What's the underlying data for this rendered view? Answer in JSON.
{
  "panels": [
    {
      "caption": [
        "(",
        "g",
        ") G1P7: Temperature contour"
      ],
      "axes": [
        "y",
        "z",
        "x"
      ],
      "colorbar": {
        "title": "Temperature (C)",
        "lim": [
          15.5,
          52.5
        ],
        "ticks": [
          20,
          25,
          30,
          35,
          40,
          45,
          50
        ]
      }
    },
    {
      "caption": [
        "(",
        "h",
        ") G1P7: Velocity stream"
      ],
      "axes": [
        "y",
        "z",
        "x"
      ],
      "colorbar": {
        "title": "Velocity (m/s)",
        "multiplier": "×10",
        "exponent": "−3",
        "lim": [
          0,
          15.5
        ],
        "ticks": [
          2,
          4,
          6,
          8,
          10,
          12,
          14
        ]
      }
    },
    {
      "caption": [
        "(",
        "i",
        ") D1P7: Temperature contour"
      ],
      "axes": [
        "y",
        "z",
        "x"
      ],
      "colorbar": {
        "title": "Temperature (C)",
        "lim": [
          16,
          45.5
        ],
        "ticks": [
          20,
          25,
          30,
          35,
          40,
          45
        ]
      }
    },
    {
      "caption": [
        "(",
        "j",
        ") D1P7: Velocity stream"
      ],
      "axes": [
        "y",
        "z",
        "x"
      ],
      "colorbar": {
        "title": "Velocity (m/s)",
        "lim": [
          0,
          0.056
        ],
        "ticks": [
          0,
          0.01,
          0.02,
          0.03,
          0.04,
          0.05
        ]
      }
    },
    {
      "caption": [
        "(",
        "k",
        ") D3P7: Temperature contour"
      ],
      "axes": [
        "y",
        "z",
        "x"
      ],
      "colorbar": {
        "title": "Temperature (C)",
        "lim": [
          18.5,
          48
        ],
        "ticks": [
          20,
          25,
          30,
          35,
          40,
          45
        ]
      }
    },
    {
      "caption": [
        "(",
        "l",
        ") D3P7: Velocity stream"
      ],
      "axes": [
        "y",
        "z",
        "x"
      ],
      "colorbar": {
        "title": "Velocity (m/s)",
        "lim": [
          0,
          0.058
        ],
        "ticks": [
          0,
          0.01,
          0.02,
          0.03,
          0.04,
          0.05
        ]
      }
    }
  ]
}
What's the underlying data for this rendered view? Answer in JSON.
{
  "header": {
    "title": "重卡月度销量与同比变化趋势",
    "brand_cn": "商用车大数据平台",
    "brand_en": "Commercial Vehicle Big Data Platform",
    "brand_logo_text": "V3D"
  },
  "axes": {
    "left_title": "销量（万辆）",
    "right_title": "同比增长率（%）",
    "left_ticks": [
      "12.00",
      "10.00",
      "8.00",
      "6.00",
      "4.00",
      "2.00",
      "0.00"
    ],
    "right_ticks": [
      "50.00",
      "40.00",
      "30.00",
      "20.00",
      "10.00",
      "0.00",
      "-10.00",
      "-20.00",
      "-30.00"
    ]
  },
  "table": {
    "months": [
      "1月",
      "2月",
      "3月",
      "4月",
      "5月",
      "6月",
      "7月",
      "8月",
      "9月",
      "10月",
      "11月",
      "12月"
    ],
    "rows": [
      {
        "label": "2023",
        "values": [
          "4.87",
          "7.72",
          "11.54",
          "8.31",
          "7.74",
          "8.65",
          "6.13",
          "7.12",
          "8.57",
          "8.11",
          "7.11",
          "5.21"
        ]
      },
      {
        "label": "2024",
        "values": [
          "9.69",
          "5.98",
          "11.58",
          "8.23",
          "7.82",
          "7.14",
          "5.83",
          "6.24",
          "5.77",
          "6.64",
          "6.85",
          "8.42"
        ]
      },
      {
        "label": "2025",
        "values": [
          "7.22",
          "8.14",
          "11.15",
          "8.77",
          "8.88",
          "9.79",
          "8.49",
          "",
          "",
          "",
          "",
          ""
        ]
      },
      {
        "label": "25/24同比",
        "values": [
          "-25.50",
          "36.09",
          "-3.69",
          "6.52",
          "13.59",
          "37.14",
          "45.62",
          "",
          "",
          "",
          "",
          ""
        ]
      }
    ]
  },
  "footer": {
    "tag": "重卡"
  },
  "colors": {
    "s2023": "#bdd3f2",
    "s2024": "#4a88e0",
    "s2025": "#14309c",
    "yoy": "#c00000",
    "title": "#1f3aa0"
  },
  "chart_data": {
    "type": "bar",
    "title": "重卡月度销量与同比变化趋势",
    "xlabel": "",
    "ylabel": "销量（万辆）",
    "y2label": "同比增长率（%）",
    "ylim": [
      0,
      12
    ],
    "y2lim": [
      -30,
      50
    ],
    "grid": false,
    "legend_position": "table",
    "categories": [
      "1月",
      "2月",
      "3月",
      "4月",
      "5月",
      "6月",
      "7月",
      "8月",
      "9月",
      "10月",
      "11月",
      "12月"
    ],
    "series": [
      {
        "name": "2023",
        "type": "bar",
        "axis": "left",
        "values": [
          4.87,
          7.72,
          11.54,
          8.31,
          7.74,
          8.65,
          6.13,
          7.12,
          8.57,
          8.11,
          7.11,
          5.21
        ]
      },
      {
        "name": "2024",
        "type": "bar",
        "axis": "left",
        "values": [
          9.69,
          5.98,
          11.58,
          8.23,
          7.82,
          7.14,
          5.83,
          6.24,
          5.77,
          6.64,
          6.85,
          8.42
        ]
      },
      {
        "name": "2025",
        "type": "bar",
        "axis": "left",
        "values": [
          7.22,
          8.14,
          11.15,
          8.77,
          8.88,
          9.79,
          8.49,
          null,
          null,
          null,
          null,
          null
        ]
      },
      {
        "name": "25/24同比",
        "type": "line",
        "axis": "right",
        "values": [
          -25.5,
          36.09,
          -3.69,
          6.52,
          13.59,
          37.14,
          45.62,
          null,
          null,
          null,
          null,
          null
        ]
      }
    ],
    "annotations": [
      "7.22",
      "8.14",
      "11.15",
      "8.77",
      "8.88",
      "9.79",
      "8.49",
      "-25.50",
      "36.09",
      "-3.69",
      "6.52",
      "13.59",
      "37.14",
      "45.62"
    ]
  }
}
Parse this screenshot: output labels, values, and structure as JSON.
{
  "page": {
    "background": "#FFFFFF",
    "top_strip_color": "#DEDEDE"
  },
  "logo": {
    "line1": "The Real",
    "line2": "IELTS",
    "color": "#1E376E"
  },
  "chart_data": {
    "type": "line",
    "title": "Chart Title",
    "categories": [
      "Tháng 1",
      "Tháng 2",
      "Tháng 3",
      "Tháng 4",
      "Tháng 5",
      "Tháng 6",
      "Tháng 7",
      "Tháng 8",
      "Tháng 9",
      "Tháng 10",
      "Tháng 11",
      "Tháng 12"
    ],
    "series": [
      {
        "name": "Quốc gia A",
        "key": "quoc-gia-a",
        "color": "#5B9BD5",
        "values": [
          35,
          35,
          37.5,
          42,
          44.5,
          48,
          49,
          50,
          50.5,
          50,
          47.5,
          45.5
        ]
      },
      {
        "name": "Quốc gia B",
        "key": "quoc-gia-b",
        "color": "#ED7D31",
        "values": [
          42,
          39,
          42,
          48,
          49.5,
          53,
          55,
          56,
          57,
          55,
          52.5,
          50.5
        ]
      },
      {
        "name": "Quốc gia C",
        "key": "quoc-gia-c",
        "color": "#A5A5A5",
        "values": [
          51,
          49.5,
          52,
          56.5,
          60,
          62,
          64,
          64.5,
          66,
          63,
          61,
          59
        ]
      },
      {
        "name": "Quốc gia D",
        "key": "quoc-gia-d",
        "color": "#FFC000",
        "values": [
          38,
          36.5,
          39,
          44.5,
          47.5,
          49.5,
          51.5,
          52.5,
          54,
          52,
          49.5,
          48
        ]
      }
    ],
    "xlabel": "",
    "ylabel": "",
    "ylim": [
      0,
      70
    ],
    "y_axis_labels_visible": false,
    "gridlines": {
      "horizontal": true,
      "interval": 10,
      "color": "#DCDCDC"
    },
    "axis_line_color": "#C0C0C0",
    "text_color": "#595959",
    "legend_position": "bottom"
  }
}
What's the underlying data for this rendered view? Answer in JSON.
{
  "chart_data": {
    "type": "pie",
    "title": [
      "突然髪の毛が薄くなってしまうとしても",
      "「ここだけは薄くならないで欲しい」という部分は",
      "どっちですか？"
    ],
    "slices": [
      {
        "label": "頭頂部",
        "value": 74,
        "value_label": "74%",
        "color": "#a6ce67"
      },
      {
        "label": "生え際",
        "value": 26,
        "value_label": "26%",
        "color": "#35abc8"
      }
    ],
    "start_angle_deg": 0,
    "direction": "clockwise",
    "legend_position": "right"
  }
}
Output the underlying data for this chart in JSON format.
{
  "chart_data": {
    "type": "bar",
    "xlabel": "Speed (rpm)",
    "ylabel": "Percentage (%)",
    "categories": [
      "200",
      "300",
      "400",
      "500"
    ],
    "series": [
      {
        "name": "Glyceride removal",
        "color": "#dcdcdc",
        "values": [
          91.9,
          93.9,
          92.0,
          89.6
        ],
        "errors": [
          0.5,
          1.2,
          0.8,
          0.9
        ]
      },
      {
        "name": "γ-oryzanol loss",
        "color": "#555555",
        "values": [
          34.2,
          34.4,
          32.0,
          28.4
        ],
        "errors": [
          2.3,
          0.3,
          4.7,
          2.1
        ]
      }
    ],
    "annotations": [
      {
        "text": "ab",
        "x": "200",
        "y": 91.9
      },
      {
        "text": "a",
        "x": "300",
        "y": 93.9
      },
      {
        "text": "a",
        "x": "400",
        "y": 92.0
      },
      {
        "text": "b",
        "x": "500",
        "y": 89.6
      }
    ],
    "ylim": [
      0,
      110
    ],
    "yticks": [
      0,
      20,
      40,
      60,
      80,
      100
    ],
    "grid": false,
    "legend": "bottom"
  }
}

• **THE EXERCISE**:
Work out how many lines of the data hold the string "contour". Reply with that number alone.

• **EXERCISE OUTPUT**:
3